>> BEGIN Data records
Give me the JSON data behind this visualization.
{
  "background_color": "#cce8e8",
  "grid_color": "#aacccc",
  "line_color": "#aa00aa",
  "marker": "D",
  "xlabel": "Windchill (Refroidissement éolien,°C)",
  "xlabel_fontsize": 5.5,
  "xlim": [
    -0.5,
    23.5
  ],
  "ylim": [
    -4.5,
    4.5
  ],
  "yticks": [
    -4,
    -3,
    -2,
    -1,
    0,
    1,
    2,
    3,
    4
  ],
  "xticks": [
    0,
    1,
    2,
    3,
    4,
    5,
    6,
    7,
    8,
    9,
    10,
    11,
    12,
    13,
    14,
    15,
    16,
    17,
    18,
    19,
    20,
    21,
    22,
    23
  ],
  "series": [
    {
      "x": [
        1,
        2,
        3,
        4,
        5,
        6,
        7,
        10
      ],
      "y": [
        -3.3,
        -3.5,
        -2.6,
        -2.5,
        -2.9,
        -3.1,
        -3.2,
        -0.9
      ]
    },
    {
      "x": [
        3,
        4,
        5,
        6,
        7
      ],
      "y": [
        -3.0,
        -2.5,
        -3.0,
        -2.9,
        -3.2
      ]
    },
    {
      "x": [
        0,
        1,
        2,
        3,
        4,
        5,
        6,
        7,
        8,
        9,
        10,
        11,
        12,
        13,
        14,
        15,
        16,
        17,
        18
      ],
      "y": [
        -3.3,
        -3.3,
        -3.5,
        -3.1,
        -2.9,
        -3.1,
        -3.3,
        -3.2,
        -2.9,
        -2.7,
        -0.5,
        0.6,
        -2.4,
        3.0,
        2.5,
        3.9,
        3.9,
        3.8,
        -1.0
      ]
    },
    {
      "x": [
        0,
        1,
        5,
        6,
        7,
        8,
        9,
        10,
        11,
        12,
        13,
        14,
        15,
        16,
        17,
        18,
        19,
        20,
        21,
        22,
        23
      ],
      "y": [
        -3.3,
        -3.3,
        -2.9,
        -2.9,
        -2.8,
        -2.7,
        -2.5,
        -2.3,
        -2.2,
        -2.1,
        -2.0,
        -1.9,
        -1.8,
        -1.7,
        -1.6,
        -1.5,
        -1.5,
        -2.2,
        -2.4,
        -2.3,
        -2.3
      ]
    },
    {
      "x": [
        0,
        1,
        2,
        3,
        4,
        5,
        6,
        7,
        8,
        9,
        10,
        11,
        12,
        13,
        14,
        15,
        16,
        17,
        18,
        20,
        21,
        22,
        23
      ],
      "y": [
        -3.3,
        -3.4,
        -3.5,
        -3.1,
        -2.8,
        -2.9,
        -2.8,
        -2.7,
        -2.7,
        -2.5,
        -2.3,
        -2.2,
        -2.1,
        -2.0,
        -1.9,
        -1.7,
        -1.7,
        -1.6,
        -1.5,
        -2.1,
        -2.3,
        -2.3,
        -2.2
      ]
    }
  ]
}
>> END Data records
Exercise goal
Copy out the full listing exactly.

Result
Give me the JSON data behind this visualization.
{
  "background_color": "#cce8e8",
  "grid_color": "#aacccc",
  "line_color": "#aa00aa",
  "marker": "D",
  "xlabel": "Windchill (Refroidissement éolien,°C)",
  "xlabel_fontsize": 5.5,
  "xlim": [
    -0.5,
    23.5
  ],
  "ylim": [
    -4.5,
    4.5
  ],
  "yticks": [
    -4,
    -3,
    -2,
    -1,
    0,
    1,
    2,
    3,
    4
  ],
  "xticks": [
    0,
    1,
    2,
    3,
    4,
    5,
    6,
    7,
    8,
    9,
    10,
    11,
    12,
    13,
    14,
    15,
    16,
    17,
    18,
    19,
    20,
    21,
    22,
    23
  ],
  "series": [
    {
      "x": [
        1,
        2,
        3,
        4,
        5,
        6,
        7,
        10
      ],
      "y": [
        -3.3,
        -3.5,
        -2.6,
        -2.5,
        -2.9,
        -3.1,
        -3.2,
        -0.9
      ]
    },
    {
      "x": [
        3,
        4,
        5,
        6,
        7
      ],
      "y": [
        -3.0,
        -2.5,
        -3.0,
        -2.9,
        -3.2
      ]
    },
    {
      "x": [
        0,
        1,
        2,
        3,
        4,
        5,
        6,
        7,
        8,
        9,
        10,
        11,
        12,
        13,
        14,
        15,
        16,
        17,
        18
      ],
      "y": [
        -3.3,
        -3.3,
        -3.5,
        -3.1,
        -2.9,
        -3.1,
        -3.3,
        -3.2,
        -2.9,
        -2.7,
        -0.5,
        0.6,
        -2.4,
        3.0,
        2.5,
        3.9,
        3.9,
        3.8,
        -1.0
      ]
    },
    {
      "x": [
        0,
        1,
        5,
        6,
        7,
        8,
        9,
        10,
        11,
        12,
        13,
        14,
        15,
        16,
        17,
        18,
        19,
        20,
        21,
        22,
        23
      ],
      "y": [
        -3.3,
        -3.3,
        -2.9,
        -2.9,
        -2.8,
        -2.7,
        -2.5,
        -2.3,
        -2.2,
        -2.1,
        -2.0,
        -1.9,
        -1.8,
        -1.7,
        -1.6,
        -1.5,
        -1.5,
        -2.2,
        -2.4,
        -2.3,
        -2.3
      ]
    },
    {
      "x": [
        0,
        1,
        2,
        3,
        4,
        5,
        6,
        7,
        8,
        9,
        10,
        11,
        12,
        13,
        14,
        15,
        16,
        17,
        18,
        20,
        21,
        22,
        23
      ],
      "y": [
        -3.3,
        -3.4,
        -3.5,
        -3.1,
        -2.8,
        -2.9,
        -2.8,
        -2.7,
        -2.7,
        -2.5,
        -2.3,
        -2.2,
        -2.1,
        -2.0,
        -1.9,
        -1.7,
        -1.7,
        -1.6,
        -1.5,
        -2.1,
        -2.3,
        -2.3,
        -2.2
      ]
    }
  ]
}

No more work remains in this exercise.